§ CHALLENGE: Write every line of the material out exactly as shown.

— Start of TASK INPUT —

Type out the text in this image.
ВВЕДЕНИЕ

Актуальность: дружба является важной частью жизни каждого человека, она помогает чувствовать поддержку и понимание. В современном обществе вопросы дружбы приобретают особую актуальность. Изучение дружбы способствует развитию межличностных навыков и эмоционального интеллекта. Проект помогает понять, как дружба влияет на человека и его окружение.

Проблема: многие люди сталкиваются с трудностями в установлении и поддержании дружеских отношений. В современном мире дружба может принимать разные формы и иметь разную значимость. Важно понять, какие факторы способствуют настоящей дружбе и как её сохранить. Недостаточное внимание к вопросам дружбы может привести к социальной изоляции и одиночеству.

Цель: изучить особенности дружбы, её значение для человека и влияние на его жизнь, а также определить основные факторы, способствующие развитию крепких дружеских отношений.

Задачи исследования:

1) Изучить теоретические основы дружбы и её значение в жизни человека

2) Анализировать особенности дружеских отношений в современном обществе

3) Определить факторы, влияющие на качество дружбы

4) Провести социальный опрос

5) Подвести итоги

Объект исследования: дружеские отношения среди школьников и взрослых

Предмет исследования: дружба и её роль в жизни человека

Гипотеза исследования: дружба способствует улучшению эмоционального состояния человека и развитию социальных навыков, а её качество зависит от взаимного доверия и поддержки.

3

— End of TASK INPUT —

§ RESULT OF THE TASK:
Type out the text in this image.
ВВЕДЕНИЕ

Актуальность: дружба является важной частью жизни каждого человека, она помогает чувствовать поддержку и понимание. В современном обществе вопросы дружбы приобретают особую актуальность. Изучение дружбы способствует развитию межличностных навыков и эмоционального интеллекта. Проект помогает понять, как дружба влияет на человека и его окружение.

Проблема: многие люди сталкиваются с трудностями в установлении и поддержании дружеских отношений. В современном мире дружба может принимать разные формы и иметь разную значимость. Важно понять, какие факторы способствуют настоящей дружбе и как её сохранить. Недостаточное внимание к вопросам дружбы может привести к социальной изоляции и одиночеству.

Цель: изучить особенности дружбы, её значение для человека и влияние на его жизнь, а также определить основные факторы, способствующие развитию крепких дружеских отношений.

Задачи исследования:

1) Изучить теоретические основы дружбы и её значение в жизни человека

2) Анализировать особенности дружеских отношений в современном обществе

3) Определить факторы, влияющие на качество дружбы

4) Провести социальный опрос

5) Подвести итоги

Объект исследования: дружеские отношения среди школьников и взрослых

Предмет исследования: дружба и её роль в жизни человека

Гипотеза исследования: дружба способствует улучшению эмоционального состояния человека и развитию социальных навыков, а её качество зависит от взаимного доверия и поддержки.

3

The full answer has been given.